**Required task**
Below are the records; copy each line in them that holds the word "type".

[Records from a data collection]

>> begin

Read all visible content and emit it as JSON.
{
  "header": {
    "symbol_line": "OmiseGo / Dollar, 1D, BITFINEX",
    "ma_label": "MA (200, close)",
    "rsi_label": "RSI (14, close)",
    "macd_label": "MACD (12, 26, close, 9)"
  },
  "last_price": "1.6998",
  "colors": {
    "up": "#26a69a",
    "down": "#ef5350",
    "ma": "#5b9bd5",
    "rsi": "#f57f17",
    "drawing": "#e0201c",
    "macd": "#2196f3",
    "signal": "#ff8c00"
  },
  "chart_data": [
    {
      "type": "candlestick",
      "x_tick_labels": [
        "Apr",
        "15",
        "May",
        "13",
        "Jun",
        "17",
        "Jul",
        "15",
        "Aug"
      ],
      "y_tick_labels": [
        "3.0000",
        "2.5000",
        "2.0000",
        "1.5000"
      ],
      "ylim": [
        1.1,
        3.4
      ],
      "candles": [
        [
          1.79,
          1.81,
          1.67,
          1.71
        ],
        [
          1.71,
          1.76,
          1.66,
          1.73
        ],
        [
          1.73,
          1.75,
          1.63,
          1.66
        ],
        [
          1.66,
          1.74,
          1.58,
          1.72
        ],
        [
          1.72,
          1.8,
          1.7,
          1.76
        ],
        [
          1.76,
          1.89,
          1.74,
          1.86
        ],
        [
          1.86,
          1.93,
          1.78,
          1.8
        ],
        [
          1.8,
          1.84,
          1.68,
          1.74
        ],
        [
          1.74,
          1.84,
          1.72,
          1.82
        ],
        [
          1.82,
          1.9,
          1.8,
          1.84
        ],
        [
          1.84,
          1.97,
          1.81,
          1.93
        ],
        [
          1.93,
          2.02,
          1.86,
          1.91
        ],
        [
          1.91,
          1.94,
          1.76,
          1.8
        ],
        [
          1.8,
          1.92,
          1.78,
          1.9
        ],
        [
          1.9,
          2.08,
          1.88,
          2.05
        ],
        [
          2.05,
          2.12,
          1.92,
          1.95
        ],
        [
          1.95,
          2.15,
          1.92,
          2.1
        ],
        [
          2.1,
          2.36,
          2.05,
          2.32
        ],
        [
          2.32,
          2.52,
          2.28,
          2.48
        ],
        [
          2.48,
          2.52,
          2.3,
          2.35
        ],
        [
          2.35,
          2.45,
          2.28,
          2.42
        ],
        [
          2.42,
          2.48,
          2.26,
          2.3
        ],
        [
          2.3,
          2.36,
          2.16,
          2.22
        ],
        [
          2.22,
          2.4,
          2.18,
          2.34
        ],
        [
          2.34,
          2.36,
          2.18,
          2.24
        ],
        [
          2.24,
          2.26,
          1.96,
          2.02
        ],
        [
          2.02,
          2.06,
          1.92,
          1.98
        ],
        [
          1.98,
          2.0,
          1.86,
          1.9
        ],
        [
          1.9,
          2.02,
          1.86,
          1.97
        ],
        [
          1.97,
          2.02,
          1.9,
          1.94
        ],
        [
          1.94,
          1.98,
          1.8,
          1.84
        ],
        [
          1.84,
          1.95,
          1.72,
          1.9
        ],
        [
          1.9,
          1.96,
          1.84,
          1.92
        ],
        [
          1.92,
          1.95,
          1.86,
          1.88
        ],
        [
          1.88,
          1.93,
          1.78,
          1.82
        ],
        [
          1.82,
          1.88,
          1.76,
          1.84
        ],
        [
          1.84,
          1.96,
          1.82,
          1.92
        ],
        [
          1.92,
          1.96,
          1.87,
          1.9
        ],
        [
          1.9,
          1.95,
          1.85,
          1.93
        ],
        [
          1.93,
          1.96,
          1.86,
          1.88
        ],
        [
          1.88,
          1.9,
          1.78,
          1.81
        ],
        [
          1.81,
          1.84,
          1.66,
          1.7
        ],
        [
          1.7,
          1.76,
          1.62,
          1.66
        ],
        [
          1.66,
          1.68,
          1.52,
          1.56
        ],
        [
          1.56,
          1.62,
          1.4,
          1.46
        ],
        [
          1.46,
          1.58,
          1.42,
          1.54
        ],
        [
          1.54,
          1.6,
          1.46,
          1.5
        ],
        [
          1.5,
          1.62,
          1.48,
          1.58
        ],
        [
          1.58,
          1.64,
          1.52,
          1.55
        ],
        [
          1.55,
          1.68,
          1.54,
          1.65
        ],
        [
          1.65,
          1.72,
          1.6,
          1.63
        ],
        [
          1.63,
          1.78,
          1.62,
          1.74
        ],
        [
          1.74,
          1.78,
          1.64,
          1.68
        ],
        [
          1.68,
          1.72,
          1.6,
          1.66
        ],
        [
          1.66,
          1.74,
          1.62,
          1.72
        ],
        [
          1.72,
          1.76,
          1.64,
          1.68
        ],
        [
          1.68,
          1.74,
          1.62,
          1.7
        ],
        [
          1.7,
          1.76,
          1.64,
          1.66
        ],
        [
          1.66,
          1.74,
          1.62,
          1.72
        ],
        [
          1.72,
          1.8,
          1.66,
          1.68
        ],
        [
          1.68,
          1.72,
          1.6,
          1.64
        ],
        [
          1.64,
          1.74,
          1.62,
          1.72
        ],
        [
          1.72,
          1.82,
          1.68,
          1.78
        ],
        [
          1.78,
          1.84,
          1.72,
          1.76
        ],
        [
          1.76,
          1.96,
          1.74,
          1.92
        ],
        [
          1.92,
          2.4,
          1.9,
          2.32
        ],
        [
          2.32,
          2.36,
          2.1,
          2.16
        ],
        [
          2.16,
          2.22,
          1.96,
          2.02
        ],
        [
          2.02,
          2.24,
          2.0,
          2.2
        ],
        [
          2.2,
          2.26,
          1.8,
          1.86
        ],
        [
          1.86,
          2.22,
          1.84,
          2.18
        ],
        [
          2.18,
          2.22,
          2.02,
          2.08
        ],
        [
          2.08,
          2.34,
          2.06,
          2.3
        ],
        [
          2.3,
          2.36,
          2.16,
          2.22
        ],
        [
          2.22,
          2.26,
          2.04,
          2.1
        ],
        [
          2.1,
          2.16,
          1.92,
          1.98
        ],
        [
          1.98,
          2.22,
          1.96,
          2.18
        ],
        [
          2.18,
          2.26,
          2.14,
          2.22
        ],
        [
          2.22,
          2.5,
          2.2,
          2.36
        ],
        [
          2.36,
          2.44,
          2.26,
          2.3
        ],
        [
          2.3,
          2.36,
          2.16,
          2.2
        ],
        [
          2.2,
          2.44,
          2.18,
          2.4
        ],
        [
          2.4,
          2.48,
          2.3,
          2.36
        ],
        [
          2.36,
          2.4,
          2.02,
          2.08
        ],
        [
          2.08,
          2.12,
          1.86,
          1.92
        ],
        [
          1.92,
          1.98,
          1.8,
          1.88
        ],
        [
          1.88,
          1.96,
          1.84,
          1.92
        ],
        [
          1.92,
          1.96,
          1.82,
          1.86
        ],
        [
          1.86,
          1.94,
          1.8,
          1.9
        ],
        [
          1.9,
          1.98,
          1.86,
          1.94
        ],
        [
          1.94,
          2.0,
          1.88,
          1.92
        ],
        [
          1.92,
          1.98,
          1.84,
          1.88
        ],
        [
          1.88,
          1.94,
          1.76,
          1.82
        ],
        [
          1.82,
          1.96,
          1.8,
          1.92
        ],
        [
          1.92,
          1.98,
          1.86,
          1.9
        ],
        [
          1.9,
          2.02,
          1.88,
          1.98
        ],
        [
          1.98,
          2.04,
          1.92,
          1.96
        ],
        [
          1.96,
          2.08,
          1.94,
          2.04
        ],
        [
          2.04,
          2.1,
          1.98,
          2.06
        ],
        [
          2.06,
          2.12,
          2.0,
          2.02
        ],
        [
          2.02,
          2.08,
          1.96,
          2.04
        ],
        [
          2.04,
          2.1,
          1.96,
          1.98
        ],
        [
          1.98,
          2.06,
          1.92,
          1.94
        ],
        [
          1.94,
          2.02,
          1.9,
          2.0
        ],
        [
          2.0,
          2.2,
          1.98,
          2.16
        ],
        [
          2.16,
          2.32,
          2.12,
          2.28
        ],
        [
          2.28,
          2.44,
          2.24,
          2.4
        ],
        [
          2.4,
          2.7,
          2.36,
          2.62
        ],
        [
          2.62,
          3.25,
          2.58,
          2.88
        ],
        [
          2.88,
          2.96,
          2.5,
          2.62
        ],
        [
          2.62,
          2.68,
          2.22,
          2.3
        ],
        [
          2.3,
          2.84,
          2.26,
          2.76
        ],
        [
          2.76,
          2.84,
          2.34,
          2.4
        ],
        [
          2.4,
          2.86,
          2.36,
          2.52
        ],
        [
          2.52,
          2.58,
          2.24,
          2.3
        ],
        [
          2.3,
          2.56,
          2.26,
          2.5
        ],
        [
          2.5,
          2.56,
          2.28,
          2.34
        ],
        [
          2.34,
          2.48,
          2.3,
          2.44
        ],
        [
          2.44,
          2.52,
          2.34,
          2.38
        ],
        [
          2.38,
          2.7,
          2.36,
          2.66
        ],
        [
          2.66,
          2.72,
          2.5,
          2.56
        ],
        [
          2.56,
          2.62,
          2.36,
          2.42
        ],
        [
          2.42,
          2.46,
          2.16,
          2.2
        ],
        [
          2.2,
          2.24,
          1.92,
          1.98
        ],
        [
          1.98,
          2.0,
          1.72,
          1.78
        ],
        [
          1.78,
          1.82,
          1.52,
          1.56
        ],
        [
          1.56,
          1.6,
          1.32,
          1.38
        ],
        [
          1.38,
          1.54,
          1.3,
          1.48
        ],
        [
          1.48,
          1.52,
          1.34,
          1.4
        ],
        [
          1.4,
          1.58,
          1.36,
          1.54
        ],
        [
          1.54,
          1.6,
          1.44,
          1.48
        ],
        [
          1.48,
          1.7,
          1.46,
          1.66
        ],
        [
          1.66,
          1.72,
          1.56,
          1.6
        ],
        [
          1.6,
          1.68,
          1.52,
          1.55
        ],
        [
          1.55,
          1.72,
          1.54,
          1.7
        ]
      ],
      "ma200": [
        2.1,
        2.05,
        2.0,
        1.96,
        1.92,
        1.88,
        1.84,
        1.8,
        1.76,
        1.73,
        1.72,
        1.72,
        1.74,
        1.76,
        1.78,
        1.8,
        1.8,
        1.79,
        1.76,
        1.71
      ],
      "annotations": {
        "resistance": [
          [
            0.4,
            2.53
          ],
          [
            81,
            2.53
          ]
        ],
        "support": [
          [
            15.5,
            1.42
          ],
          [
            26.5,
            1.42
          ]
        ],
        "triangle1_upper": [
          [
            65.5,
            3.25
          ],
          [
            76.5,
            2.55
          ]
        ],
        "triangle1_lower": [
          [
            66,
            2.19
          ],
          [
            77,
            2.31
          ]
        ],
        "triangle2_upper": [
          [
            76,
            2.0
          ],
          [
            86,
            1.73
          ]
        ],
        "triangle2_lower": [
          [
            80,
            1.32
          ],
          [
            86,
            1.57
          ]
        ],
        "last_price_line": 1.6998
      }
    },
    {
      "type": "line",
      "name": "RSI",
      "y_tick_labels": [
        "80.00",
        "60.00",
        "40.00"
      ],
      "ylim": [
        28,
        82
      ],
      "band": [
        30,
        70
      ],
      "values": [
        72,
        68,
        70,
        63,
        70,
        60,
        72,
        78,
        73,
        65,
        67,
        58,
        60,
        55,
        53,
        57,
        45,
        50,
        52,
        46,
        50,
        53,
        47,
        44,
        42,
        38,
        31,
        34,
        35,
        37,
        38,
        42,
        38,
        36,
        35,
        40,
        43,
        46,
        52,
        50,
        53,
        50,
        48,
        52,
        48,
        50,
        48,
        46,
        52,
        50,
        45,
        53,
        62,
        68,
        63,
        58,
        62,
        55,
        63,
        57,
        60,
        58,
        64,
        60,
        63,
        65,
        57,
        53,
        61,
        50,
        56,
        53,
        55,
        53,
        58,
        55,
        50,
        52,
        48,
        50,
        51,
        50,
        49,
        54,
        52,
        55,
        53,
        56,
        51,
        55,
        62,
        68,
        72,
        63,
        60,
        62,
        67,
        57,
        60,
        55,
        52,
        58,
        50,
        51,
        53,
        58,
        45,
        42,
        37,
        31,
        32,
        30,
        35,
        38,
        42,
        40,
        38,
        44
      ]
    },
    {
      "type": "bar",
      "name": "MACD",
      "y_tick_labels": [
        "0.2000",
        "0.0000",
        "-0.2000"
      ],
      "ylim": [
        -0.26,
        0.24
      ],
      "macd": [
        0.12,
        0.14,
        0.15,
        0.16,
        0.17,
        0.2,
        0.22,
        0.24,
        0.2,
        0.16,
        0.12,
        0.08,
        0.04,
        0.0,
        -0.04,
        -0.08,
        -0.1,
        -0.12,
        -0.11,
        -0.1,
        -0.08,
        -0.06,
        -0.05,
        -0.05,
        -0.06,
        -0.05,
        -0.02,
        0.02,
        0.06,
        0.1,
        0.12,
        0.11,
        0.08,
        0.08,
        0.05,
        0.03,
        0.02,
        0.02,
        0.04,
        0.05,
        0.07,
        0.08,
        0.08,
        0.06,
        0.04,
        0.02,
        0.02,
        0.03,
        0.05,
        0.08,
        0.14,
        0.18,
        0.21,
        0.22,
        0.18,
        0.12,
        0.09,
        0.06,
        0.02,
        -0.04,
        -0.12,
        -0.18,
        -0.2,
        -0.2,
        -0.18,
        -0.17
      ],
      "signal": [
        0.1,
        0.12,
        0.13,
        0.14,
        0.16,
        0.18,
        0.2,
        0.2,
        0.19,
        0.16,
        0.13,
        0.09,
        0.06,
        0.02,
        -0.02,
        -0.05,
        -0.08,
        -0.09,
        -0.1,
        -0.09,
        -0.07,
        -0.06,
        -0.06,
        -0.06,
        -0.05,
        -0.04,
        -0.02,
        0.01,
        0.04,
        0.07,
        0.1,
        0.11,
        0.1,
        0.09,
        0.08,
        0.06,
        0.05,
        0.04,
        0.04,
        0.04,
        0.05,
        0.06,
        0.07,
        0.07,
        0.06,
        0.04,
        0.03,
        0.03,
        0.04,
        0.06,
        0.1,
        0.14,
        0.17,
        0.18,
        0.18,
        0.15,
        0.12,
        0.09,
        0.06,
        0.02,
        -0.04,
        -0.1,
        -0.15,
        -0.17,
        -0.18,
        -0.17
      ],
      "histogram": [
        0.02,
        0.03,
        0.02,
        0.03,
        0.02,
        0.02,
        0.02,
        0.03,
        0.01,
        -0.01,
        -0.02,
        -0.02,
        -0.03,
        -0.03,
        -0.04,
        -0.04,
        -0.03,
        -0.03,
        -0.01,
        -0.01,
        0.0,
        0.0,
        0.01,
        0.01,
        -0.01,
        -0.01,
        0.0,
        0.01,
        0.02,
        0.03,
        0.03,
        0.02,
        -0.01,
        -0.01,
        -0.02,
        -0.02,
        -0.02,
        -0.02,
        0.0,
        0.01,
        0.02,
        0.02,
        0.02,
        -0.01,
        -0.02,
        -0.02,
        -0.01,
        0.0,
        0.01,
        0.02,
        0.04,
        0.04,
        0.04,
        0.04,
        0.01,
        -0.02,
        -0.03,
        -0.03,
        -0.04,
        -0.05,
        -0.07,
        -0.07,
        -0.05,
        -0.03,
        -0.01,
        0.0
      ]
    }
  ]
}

>> end

**Task output**
      "type": "candlestick",
      "type": "line",
      "type": "bar",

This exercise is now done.